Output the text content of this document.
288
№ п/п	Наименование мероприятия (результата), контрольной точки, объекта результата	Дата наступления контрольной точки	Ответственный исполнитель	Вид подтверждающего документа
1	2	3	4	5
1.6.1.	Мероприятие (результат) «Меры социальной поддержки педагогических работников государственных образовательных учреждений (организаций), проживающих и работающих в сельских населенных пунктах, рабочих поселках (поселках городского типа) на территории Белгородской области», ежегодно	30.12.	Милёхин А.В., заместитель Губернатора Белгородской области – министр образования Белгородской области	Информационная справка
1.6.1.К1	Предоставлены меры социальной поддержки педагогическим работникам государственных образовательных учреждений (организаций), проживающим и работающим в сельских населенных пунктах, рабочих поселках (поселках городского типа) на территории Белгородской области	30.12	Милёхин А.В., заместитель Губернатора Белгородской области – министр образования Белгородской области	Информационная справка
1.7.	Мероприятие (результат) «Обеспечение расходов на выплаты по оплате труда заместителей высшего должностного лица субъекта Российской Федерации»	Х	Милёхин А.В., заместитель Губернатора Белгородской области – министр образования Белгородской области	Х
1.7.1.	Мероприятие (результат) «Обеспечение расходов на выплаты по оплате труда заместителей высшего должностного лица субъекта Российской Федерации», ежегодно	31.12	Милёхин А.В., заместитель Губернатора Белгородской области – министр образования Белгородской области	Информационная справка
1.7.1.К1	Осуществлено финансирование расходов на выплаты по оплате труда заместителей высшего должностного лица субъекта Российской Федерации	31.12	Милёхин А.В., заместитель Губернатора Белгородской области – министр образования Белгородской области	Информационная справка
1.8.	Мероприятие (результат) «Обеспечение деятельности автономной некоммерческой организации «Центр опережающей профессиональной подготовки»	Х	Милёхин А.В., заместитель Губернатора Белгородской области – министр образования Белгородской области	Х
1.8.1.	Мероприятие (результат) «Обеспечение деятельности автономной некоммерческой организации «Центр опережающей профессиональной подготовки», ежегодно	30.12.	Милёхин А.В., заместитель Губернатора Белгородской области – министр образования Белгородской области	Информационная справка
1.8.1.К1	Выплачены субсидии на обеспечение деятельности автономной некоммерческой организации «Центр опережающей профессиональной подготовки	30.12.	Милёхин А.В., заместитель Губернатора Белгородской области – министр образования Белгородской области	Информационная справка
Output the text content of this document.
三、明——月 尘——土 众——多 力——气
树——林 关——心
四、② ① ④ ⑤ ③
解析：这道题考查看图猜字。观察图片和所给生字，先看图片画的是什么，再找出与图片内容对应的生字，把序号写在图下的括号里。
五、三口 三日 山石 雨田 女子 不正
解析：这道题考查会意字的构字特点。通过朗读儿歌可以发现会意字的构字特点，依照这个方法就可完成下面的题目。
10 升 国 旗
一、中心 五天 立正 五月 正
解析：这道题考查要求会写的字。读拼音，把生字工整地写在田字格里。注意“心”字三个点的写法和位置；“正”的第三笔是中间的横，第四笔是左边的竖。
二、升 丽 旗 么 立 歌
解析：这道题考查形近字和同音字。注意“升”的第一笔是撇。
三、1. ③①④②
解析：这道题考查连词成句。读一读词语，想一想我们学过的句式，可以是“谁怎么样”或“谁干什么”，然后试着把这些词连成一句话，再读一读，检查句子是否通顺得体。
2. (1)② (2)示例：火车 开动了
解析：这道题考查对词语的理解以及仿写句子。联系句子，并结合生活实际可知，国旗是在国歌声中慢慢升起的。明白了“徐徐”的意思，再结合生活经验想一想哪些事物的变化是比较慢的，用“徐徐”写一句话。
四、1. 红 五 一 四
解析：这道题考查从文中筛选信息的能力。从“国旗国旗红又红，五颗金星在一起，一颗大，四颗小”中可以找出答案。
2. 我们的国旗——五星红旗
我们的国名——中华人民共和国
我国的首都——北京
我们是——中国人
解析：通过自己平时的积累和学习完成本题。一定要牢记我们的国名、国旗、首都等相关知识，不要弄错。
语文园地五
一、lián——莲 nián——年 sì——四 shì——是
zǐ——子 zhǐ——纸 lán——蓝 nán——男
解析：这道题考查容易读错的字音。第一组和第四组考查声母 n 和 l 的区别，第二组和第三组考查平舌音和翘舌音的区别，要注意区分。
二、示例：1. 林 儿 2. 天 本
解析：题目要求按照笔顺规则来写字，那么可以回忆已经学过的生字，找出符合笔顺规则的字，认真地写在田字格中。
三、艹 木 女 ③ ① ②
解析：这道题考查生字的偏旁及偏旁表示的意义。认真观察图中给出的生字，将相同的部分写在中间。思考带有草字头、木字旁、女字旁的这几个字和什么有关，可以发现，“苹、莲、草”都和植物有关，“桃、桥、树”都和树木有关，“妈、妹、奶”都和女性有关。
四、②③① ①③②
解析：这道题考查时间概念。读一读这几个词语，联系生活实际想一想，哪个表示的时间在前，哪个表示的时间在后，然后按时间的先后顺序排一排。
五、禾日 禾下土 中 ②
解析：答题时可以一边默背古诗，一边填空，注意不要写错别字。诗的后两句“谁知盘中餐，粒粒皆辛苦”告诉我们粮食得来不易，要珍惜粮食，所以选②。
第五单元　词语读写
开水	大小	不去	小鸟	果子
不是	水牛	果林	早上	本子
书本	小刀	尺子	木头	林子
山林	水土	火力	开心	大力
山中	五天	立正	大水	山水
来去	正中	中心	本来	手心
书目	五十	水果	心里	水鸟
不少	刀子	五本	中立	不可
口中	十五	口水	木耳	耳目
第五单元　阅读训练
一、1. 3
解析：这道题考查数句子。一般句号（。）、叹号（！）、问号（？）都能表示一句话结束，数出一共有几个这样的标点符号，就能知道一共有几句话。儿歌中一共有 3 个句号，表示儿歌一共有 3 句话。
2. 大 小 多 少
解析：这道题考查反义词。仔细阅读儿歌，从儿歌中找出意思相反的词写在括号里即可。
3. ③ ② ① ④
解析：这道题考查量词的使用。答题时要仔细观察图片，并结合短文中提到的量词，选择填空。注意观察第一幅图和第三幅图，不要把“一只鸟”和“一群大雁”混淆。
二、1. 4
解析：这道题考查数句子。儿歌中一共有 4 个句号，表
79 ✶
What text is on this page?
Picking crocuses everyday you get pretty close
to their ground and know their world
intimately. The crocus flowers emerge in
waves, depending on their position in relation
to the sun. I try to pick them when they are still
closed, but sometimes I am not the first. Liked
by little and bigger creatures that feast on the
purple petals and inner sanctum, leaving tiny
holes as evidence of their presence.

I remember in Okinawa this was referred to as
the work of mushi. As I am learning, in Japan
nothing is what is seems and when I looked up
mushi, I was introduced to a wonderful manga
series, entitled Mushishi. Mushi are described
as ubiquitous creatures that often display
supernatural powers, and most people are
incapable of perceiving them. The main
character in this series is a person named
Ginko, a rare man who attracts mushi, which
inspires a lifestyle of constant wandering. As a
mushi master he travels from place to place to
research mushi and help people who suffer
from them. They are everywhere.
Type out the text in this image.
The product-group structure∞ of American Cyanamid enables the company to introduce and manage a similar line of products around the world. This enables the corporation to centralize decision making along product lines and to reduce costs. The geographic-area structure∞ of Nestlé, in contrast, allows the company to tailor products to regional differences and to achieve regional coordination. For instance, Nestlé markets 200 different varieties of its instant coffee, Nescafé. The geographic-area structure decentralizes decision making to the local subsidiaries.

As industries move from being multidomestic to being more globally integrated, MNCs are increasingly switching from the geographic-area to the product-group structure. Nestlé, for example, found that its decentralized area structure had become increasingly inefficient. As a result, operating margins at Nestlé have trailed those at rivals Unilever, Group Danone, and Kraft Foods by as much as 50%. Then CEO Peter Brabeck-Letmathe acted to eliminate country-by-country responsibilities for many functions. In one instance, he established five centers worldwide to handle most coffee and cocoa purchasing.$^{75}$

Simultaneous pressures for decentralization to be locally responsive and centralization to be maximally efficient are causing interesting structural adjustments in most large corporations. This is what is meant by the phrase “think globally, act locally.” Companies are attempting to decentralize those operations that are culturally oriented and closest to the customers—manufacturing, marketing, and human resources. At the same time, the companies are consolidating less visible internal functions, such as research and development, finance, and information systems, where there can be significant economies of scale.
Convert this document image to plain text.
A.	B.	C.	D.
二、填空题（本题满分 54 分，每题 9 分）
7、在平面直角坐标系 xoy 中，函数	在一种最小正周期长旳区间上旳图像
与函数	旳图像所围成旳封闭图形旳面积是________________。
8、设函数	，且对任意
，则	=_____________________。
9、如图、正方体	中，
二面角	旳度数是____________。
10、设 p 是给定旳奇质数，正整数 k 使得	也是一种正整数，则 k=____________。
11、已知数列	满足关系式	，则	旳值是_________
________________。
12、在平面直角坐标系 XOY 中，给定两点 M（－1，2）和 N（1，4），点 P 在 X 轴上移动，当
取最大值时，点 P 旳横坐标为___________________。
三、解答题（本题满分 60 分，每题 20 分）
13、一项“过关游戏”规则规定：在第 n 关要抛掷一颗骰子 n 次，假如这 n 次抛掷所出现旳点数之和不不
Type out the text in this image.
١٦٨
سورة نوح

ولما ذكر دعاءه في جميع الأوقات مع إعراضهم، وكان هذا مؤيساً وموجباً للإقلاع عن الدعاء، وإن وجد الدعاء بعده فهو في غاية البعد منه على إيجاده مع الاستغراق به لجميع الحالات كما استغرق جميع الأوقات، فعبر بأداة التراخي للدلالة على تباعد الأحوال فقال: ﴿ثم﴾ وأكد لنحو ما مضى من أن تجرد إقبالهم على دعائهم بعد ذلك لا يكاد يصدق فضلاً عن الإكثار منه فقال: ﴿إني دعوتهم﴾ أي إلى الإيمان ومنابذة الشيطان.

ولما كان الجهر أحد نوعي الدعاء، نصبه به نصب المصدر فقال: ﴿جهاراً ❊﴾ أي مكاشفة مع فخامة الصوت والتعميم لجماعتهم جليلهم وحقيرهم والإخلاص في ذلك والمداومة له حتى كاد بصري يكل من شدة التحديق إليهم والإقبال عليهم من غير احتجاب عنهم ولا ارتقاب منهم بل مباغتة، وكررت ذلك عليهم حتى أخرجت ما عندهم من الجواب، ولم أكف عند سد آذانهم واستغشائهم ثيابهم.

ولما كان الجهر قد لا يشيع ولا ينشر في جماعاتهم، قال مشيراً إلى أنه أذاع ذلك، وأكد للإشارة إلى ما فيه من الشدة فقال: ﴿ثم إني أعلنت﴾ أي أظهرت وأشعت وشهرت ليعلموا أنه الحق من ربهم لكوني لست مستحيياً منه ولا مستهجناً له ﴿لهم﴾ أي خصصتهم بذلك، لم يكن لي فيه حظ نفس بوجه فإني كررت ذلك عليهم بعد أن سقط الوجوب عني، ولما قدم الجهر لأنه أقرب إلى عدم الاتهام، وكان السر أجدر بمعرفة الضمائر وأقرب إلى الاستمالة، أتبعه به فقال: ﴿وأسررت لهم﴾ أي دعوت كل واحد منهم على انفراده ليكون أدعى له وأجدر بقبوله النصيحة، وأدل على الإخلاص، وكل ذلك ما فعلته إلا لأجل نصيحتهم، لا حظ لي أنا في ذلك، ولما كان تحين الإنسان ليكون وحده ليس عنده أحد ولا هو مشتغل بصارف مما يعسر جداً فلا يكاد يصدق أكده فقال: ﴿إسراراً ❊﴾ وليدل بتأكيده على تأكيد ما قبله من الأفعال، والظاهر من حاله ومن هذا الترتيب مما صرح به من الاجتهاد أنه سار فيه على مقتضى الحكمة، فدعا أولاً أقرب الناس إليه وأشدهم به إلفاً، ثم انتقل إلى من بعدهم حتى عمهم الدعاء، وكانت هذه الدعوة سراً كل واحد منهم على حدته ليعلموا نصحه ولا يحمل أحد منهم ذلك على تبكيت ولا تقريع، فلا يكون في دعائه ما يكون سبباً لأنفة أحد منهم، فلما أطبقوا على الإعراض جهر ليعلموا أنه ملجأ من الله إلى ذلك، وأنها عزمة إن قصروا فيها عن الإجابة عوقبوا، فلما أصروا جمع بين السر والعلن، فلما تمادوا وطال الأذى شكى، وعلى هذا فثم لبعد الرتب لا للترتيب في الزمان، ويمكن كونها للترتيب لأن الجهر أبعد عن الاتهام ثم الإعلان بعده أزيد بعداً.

──────

*Set task*. Copy out every line of the data that includes the word "series".

*Final answer*.
series, entitled Mushishi. Mushi are described
character in this series is a person named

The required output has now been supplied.